[Task description] Below are records; please give the number of their lines that contain the string "글루타치온", and only that number.

[Records for the exercise]
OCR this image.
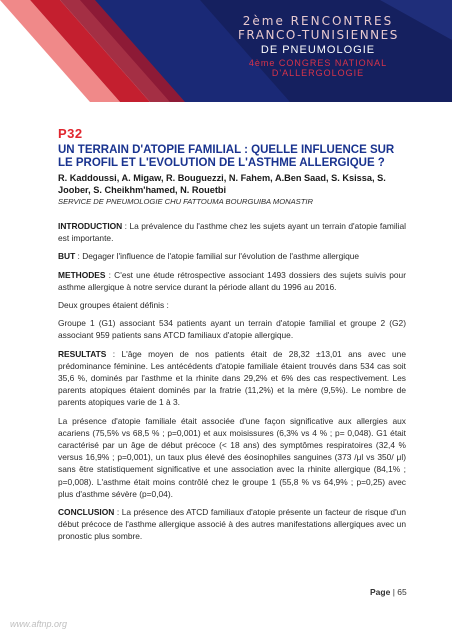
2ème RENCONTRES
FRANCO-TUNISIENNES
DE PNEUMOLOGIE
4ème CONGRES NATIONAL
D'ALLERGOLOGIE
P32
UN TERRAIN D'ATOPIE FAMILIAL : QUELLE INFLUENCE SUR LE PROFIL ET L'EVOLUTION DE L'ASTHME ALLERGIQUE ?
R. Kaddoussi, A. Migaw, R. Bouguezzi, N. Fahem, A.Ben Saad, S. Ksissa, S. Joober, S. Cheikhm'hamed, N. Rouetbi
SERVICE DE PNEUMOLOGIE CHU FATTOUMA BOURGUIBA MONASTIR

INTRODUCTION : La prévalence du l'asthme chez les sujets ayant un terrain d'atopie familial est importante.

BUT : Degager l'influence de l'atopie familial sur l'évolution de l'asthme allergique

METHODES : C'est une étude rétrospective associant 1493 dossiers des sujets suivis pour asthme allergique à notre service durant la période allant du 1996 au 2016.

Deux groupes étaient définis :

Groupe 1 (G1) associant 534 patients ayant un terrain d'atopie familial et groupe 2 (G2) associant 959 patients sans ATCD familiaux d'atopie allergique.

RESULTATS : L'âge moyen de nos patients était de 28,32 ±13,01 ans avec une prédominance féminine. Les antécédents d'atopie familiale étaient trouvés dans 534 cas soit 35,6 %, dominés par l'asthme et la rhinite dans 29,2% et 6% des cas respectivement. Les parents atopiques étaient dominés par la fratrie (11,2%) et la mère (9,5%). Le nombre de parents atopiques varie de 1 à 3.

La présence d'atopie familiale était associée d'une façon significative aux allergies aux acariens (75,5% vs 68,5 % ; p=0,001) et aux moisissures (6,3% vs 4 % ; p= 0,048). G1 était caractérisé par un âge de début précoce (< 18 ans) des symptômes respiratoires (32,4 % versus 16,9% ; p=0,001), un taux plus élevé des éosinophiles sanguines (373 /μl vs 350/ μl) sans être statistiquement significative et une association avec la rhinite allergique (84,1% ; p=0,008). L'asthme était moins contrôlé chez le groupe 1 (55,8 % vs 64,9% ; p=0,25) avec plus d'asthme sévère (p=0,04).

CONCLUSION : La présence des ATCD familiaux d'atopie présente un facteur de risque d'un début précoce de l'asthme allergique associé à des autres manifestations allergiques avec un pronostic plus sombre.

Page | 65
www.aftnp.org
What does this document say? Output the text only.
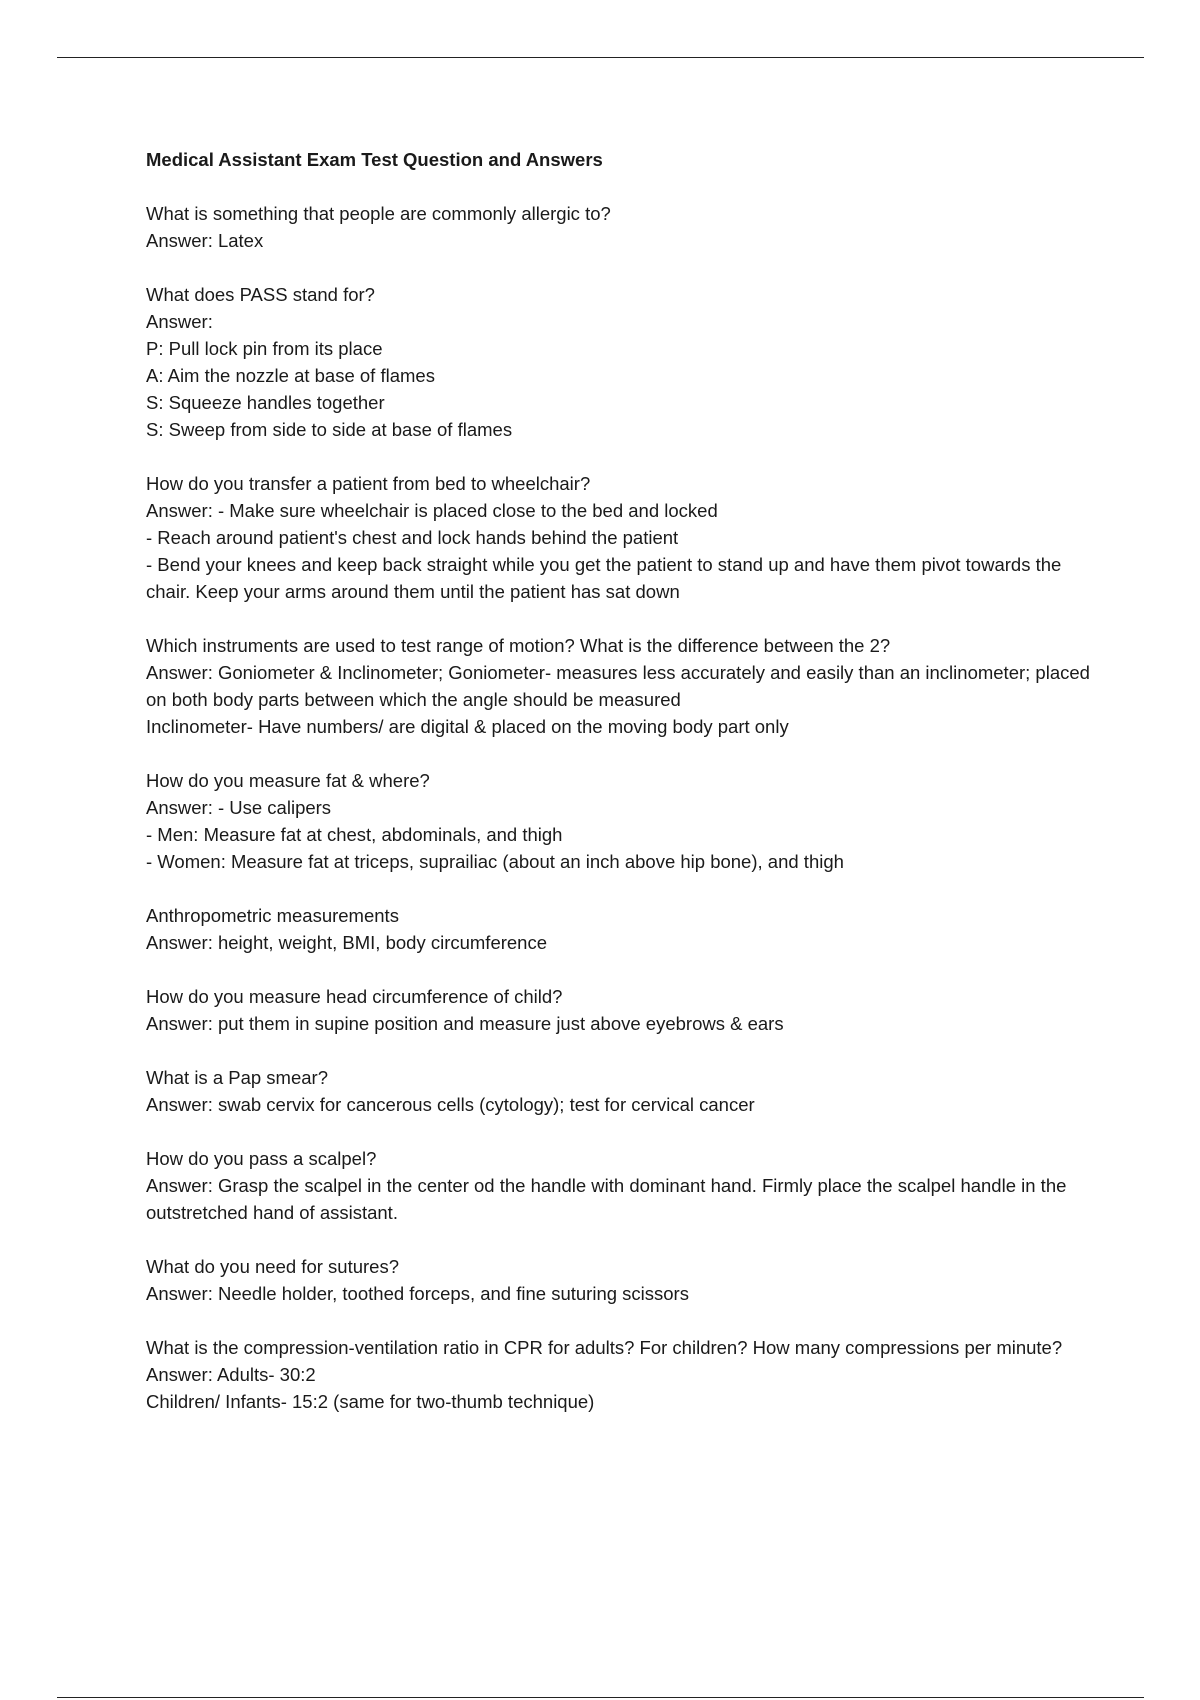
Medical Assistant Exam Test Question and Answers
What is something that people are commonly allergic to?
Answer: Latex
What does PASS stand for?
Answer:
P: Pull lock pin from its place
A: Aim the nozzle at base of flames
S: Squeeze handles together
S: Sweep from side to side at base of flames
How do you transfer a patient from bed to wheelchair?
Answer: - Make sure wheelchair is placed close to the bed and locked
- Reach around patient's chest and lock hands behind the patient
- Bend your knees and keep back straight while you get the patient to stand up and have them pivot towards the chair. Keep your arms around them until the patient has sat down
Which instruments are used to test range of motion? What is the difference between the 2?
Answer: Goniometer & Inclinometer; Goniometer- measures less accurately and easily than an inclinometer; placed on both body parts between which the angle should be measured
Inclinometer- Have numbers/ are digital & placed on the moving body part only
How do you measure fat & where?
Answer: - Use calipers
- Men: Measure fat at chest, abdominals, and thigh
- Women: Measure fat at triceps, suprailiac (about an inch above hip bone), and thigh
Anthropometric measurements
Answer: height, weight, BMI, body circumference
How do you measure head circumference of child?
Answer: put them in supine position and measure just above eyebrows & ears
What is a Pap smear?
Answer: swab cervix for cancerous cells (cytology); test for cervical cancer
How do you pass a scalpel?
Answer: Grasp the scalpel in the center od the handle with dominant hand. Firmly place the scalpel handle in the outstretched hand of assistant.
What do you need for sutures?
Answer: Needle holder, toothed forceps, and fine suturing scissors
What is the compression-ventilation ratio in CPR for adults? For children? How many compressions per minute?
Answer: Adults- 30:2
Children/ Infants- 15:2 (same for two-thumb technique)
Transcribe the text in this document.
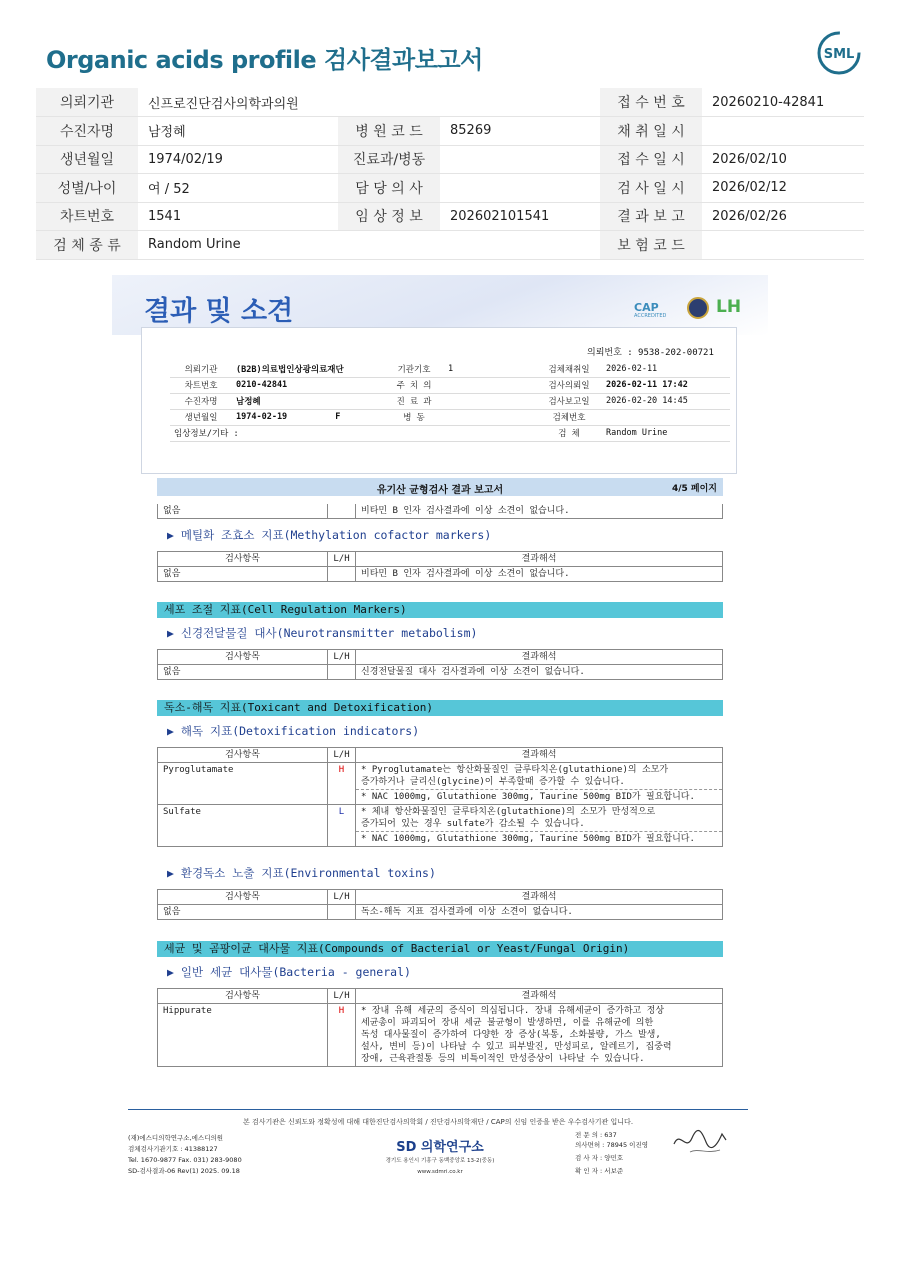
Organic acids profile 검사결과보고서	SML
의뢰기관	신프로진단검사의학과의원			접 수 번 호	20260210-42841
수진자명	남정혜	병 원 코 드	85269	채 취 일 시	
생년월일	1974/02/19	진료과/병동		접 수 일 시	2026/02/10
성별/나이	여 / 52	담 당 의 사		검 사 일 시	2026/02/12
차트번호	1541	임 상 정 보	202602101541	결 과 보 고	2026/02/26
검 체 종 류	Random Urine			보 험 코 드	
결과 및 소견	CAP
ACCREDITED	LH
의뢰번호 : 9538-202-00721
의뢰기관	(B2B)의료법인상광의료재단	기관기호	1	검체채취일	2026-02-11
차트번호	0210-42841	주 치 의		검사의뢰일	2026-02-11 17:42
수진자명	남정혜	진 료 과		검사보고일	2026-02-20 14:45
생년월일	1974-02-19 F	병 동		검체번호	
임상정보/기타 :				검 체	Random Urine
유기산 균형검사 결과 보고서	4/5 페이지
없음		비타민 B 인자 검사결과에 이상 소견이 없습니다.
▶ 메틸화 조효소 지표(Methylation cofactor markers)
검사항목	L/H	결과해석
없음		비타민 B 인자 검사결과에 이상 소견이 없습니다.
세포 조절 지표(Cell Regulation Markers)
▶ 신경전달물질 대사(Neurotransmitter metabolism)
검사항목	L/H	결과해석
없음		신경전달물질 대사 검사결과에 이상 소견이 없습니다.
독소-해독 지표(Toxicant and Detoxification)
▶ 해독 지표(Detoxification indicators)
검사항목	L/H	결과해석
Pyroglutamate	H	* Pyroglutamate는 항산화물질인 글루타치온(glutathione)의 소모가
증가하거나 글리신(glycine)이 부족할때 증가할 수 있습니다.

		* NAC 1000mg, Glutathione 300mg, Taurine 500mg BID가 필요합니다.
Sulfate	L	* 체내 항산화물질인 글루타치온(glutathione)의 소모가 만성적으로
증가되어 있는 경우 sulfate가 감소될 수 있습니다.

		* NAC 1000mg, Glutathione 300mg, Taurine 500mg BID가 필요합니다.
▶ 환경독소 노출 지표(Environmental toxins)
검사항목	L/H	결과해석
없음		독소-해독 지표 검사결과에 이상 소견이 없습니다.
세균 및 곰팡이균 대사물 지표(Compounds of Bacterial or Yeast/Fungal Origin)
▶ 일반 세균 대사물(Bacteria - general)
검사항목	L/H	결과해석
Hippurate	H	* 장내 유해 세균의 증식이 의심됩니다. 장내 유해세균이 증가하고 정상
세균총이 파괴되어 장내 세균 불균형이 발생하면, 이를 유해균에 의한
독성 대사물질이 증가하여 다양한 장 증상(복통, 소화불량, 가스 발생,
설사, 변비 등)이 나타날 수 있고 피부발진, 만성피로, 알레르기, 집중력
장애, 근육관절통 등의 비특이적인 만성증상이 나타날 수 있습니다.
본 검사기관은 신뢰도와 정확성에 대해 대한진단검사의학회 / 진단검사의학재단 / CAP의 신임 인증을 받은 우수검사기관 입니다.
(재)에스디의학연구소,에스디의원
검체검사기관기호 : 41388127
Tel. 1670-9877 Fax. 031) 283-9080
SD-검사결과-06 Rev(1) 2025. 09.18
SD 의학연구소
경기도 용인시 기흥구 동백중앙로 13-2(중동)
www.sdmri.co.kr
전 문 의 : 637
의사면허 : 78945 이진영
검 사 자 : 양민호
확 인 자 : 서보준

[Exercise response] 2